-- Start of Entries provided --

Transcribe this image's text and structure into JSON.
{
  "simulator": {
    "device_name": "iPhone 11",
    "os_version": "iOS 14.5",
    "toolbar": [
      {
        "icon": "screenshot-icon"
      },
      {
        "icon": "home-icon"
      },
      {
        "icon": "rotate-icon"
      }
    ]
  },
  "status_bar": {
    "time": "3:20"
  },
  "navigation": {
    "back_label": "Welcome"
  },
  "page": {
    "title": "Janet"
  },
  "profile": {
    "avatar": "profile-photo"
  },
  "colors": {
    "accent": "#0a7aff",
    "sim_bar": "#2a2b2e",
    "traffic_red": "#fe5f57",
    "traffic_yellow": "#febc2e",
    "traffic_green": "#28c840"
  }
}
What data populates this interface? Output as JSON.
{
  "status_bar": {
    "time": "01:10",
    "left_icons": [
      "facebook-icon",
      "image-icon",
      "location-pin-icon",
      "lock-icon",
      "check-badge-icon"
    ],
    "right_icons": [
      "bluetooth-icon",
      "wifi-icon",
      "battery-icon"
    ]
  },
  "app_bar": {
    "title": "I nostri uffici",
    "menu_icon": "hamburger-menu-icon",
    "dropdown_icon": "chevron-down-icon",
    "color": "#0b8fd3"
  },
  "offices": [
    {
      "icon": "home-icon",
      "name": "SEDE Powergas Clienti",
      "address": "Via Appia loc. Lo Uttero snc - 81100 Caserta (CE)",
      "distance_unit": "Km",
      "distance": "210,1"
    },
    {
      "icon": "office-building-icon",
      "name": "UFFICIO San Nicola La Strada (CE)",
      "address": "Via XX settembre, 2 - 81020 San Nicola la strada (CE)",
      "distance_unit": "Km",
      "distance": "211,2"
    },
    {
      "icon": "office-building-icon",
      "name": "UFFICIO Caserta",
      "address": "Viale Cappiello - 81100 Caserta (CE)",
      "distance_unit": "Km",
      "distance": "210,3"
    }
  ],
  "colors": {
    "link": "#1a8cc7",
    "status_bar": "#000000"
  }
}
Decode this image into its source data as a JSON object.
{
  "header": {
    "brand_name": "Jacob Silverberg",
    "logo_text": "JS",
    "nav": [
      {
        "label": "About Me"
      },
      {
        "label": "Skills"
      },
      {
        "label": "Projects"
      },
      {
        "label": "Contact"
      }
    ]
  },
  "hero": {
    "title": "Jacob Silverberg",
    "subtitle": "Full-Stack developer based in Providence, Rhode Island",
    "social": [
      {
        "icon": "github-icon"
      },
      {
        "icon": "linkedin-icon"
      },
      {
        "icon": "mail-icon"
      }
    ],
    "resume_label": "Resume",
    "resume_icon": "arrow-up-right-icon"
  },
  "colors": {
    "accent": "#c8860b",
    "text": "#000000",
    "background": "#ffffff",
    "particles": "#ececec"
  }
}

-- End of Entries provided --

• Work to complete: Your task is to return the full listing exactly as it was given.

• Expected answer:
Transcribe this image's text and structure into JSON.
{
  "simulator": {
    "device_name": "iPhone 11",
    "os_version": "iOS 14.5",
    "toolbar": [
      {
        "icon": "screenshot-icon"
      },
      {
        "icon": "home-icon"
      },
      {
        "icon": "rotate-icon"
      }
    ]
  },
  "status_bar": {
    "time": "3:20"
  },
  "navigation": {
    "back_label": "Welcome"
  },
  "page": {
    "title": "Janet"
  },
  "profile": {
    "avatar": "profile-photo"
  },
  "colors": {
    "accent": "#0a7aff",
    "sim_bar": "#2a2b2e",
    "traffic_red": "#fe5f57",
    "traffic_yellow": "#febc2e",
    "traffic_green": "#28c840"
  }
}
What data populates this interface? Output as JSON.
{
  "status_bar": {
    "time": "01:10",
    "left_icons": [
      "facebook-icon",
      "image-icon",
      "location-pin-icon",
      "lock-icon",
      "check-badge-icon"
    ],
    "right_icons": [
      "bluetooth-icon",
      "wifi-icon",
      "battery-icon"
    ]
  },
  "app_bar": {
    "title": "I nostri uffici",
    "menu_icon": "hamburger-menu-icon",
    "dropdown_icon": "chevron-down-icon",
    "color": "#0b8fd3"
  },
  "offices": [
    {
      "icon": "home-icon",
      "name": "SEDE Powergas Clienti",
      "address": "Via Appia loc. Lo Uttero snc - 81100 Caserta (CE)",
      "distance_unit": "Km",
      "distance": "210,1"
    },
    {
      "icon": "office-building-icon",
      "name": "UFFICIO San Nicola La Strada (CE)",
      "address": "Via XX settembre, 2 - 81020 San Nicola la strada (CE)",
      "distance_unit": "Km",
      "distance": "211,2"
    },
    {
      "icon": "office-building-icon",
      "name": "UFFICIO Caserta",
      "address": "Viale Cappiello - 81100 Caserta (CE)",
      "distance_unit": "Km",
      "distance": "210,3"
    }
  ],
  "colors": {
    "link": "#1a8cc7",
    "status_bar": "#000000"
  }
}
Decode this image into its source data as a JSON object.
{
  "header": {
    "brand_name": "Jacob Silverberg",
    "logo_text": "JS",
    "nav": [
      {
        "label": "About Me"
      },
      {
        "label": "Skills"
      },
      {
        "label": "Projects"
      },
      {
        "label": "Contact"
      }
    ]
  },
  "hero": {
    "title": "Jacob Silverberg",
    "subtitle": "Full-Stack developer based in Providence, Rhode Island",
    "social": [
      {
        "icon": "github-icon"
      },
      {
        "icon": "linkedin-icon"
      },
      {
        "icon": "mail-icon"
      }
    ],
    "resume_label": "Resume",
    "resume_icon": "arrow-up-right-icon"
  },
  "colors": {
    "accent": "#c8860b",
    "text": "#000000",
    "background": "#ffffff",
    "particles": "#ececec"
  }
}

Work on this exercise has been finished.